> [WORK TO COMPLETE]: Copy word for word the line containing "OCR this image." together with all lines following it to the end of the listing below, without the pictures.

> [SUPPLIED MATERIAL]:
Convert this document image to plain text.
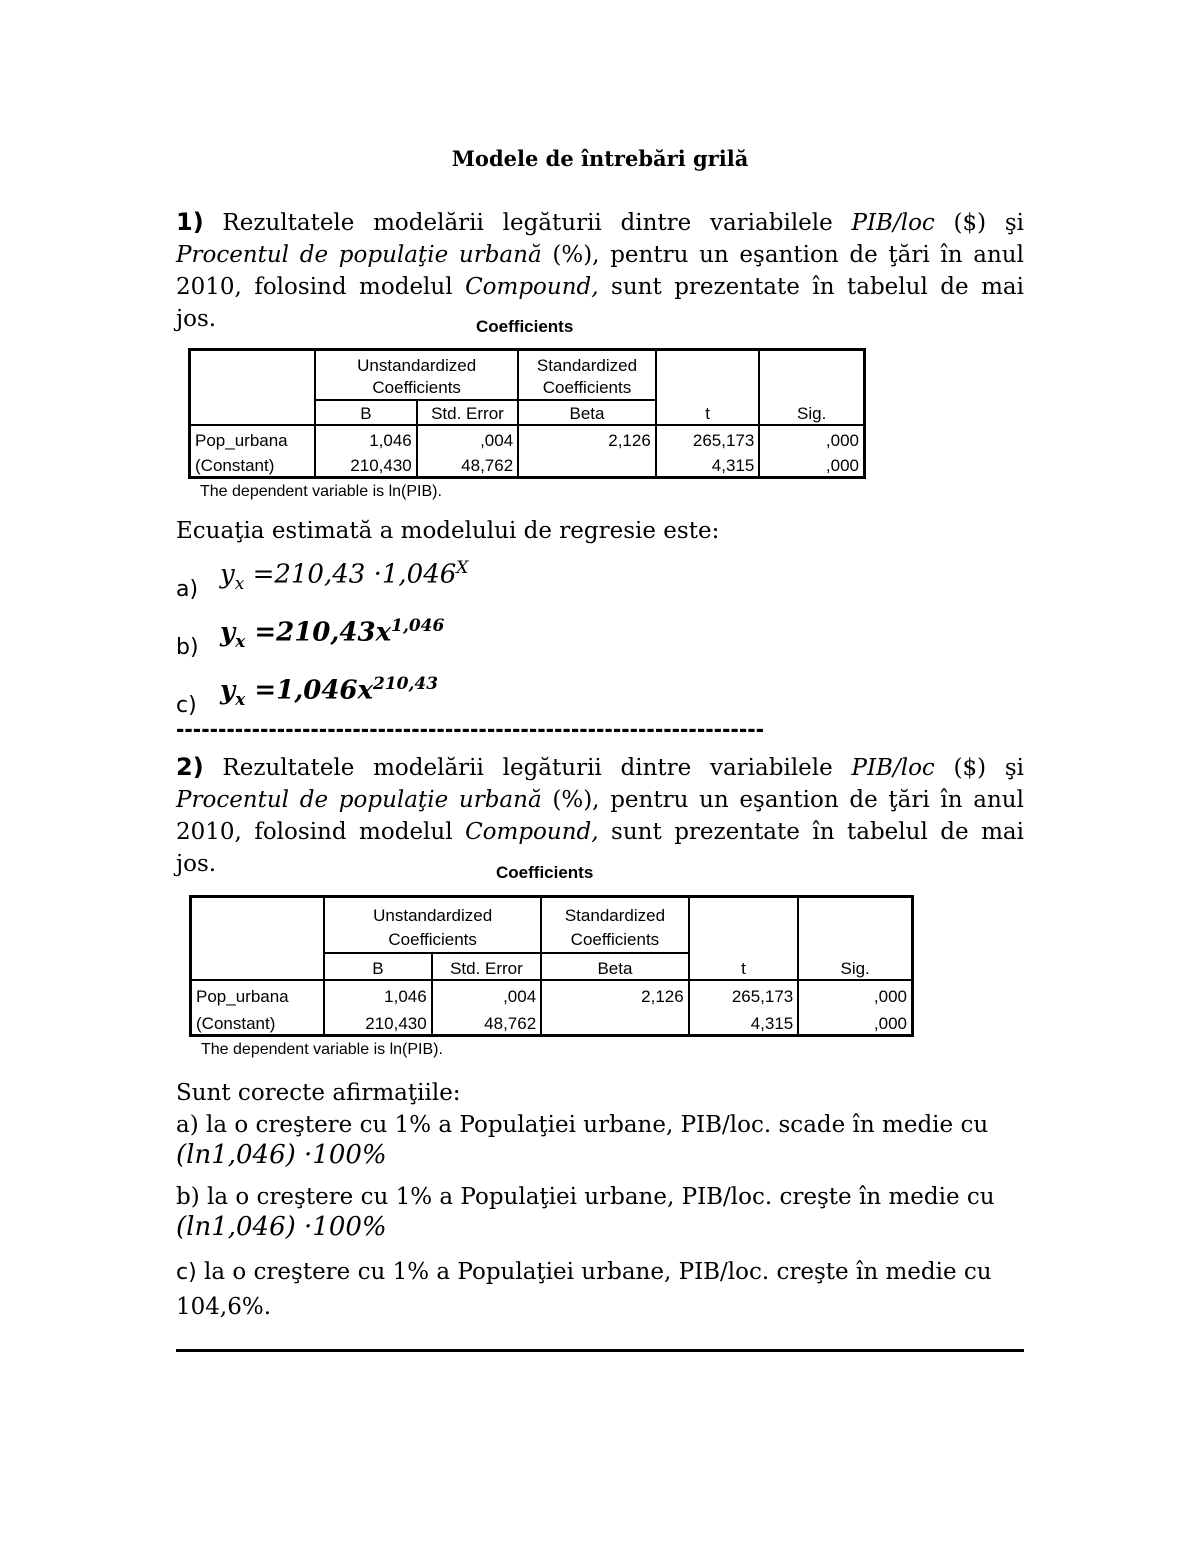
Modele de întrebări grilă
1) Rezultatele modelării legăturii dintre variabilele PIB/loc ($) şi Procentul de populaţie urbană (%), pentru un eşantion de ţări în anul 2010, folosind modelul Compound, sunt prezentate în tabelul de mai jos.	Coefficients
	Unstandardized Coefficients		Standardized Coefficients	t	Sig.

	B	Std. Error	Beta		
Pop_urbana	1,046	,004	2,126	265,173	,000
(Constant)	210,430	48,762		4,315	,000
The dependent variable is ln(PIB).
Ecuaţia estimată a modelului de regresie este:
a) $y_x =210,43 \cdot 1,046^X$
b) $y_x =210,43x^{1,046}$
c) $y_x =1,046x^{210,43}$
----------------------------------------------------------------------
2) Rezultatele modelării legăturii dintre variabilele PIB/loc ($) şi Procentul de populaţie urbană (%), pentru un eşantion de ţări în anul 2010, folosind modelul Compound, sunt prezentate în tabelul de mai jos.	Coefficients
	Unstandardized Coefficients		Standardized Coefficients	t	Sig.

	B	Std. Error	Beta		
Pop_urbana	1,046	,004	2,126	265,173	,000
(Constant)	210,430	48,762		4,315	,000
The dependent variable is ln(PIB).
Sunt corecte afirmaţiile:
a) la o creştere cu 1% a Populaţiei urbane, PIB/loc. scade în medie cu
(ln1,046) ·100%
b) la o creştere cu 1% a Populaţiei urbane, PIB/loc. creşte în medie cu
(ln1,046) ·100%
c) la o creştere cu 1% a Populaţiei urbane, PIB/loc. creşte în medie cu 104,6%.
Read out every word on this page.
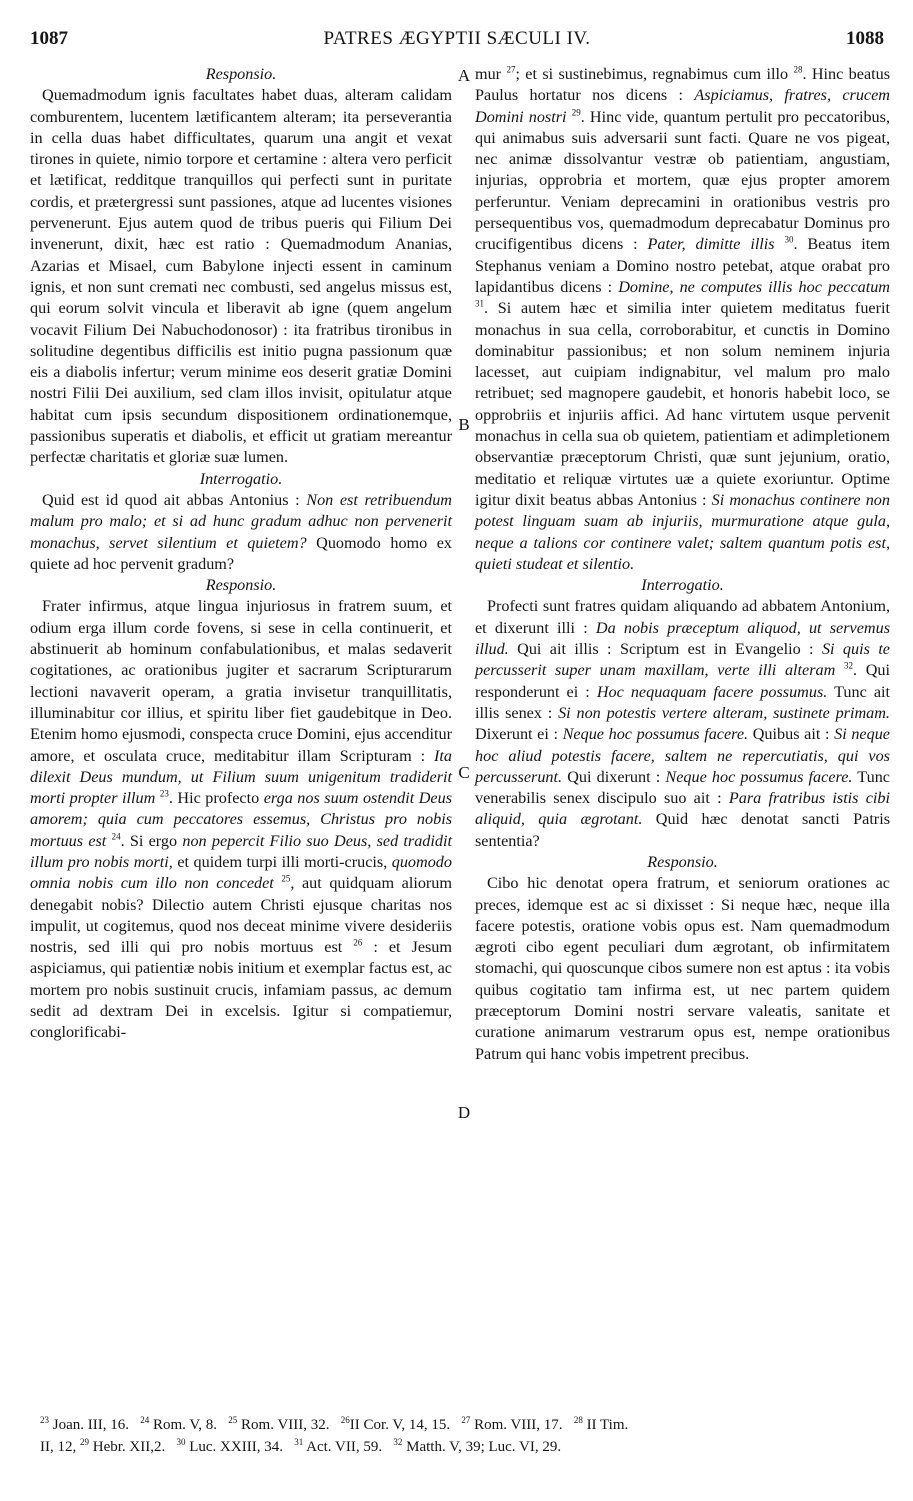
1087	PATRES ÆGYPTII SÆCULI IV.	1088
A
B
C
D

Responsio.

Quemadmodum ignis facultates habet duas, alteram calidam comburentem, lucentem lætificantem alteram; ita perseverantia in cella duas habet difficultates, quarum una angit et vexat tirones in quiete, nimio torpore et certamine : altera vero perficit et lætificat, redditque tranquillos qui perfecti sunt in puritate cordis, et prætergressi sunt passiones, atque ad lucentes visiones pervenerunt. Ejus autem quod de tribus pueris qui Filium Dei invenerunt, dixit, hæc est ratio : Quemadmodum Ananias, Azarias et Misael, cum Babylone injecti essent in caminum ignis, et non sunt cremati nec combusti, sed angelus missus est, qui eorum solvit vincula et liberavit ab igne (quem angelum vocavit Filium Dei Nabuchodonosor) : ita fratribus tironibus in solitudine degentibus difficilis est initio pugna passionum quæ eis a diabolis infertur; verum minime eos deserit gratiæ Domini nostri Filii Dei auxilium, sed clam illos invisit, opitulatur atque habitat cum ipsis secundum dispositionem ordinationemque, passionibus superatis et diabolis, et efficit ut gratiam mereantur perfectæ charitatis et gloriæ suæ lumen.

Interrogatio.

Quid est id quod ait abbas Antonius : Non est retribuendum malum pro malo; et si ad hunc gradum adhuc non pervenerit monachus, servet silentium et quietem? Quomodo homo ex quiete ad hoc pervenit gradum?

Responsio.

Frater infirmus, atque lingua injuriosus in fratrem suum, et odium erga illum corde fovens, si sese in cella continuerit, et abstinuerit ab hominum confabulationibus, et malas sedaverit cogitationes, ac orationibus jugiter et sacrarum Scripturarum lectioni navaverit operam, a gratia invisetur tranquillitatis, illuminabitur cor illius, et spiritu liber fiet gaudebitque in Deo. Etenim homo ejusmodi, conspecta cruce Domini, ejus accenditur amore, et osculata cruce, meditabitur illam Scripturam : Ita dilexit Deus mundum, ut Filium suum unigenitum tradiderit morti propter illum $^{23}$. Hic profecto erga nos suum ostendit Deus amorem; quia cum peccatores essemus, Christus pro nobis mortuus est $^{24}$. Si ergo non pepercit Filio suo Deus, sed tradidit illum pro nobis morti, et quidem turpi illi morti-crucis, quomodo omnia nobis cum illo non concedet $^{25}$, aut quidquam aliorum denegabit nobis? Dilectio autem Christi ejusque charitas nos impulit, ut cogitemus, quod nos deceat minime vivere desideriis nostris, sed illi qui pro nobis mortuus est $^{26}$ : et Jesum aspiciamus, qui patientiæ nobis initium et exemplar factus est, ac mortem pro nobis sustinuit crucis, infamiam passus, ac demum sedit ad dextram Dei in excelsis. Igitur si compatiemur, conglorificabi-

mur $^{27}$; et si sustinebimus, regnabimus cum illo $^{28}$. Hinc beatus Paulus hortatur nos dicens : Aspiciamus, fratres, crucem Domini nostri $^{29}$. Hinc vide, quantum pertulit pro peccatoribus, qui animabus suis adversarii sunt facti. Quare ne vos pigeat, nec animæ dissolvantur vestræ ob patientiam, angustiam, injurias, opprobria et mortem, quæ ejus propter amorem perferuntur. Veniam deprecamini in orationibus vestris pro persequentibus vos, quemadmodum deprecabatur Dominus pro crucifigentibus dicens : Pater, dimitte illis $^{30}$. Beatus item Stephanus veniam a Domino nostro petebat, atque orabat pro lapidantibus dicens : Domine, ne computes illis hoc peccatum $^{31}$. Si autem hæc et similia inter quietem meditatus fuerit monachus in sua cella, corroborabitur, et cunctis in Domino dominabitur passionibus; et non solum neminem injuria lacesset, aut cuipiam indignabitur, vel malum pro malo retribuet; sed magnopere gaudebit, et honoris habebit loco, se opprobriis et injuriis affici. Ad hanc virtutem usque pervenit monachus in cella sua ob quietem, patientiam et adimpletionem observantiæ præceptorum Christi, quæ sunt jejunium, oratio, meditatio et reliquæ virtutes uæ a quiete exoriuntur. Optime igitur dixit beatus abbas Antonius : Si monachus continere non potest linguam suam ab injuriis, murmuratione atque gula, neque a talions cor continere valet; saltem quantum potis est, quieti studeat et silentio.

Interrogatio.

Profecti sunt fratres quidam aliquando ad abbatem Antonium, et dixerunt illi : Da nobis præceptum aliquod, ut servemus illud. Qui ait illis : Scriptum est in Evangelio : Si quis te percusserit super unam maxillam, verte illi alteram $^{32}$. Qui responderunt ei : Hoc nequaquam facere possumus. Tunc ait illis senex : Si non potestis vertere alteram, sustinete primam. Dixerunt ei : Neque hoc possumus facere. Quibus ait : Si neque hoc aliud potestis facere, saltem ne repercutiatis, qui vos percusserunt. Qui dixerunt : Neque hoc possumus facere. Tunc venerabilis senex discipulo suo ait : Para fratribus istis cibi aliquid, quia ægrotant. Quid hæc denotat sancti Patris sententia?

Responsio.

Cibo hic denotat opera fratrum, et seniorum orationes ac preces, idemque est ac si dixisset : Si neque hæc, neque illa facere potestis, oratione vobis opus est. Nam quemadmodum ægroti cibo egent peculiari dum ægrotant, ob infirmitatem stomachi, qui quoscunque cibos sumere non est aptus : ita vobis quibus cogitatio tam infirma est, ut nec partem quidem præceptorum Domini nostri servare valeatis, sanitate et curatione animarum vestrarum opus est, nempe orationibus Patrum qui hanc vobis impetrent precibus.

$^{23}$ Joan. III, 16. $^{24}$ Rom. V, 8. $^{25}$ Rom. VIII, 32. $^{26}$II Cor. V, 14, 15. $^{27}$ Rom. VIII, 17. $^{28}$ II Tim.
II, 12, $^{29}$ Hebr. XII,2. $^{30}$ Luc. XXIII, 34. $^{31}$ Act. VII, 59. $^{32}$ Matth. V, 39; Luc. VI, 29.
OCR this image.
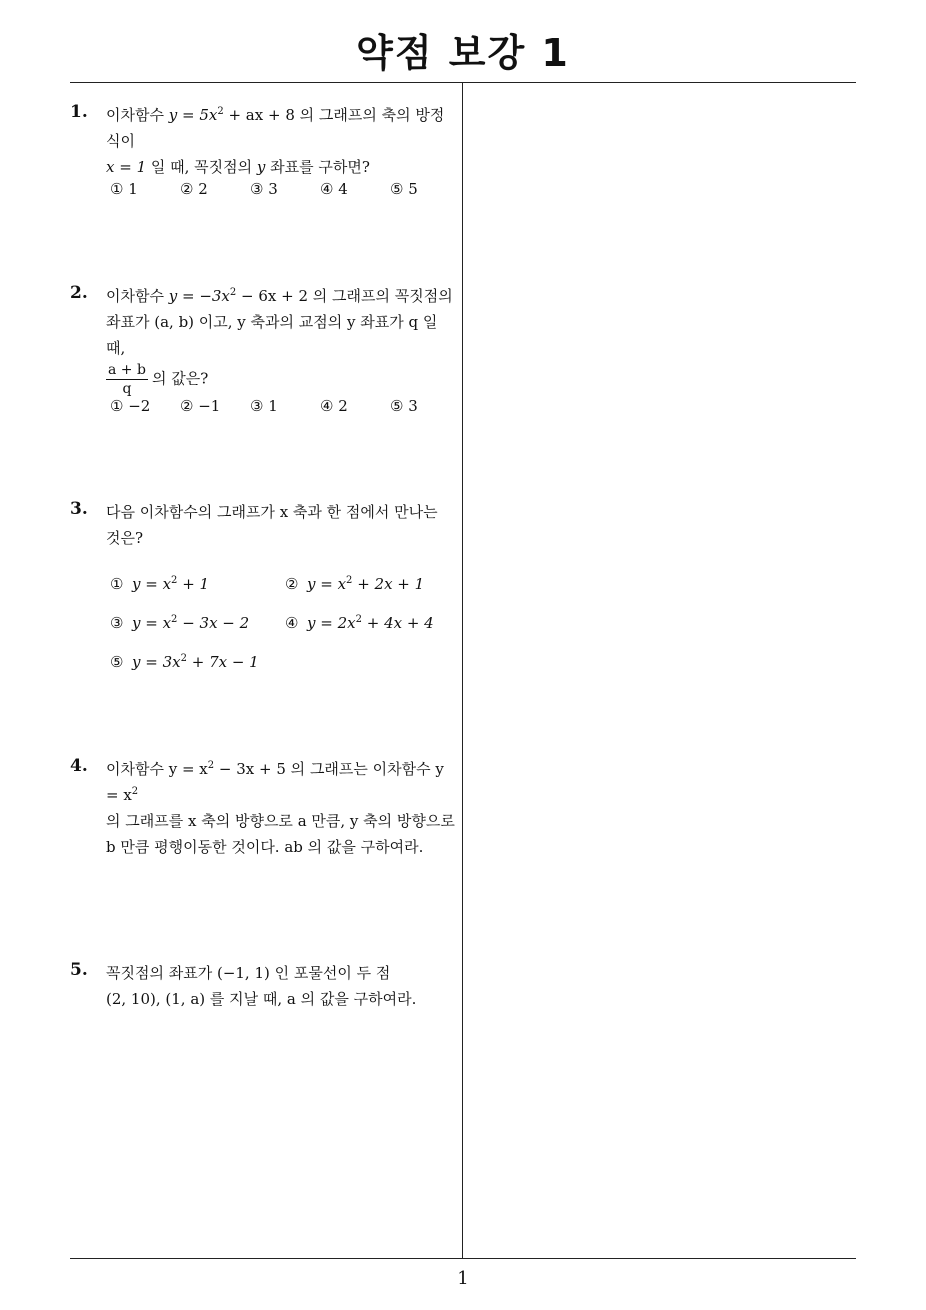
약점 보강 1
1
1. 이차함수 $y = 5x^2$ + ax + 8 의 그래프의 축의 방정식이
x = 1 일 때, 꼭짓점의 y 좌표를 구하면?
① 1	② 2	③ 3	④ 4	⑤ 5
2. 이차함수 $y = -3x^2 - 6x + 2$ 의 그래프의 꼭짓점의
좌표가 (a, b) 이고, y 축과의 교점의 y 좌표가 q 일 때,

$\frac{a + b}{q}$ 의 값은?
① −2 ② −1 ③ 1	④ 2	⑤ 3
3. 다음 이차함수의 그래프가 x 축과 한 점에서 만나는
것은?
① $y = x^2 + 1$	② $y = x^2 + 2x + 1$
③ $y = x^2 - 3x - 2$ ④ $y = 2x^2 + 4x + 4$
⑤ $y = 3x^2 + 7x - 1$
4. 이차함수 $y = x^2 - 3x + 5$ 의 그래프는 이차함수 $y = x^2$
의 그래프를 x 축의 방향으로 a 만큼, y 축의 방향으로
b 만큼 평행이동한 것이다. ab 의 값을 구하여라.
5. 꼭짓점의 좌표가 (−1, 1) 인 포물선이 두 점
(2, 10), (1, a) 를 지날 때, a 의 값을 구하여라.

> [CORRECT RESULT]:
OCR this image.
약점 보강 1
1
1. 이차함수 $y = 5x^2$ + ax + 8 의 그래프의 축의 방정식이
x = 1 일 때, 꼭짓점의 y 좌표를 구하면?
① 1	② 2	③ 3	④ 4	⑤ 5
2. 이차함수 $y = -3x^2 - 6x + 2$ 의 그래프의 꼭짓점의
좌표가 (a, b) 이고, y 축과의 교점의 y 좌표가 q 일 때,

$\frac{a + b}{q}$ 의 값은?
① −2 ② −1 ③ 1	④ 2	⑤ 3
3. 다음 이차함수의 그래프가 x 축과 한 점에서 만나는
것은?
① $y = x^2 + 1$	② $y = x^2 + 2x + 1$
③ $y = x^2 - 3x - 2$ ④ $y = 2x^2 + 4x + 4$
⑤ $y = 3x^2 + 7x - 1$
4. 이차함수 $y = x^2 - 3x + 5$ 의 그래프는 이차함수 $y = x^2$
의 그래프를 x 축의 방향으로 a 만큼, y 축의 방향으로
b 만큼 평행이동한 것이다. ab 의 값을 구하여라.
5. 꼭짓점의 좌표가 (−1, 1) 인 포물선이 두 점
(2, 10), (1, a) 를 지날 때, a 의 값을 구하여라.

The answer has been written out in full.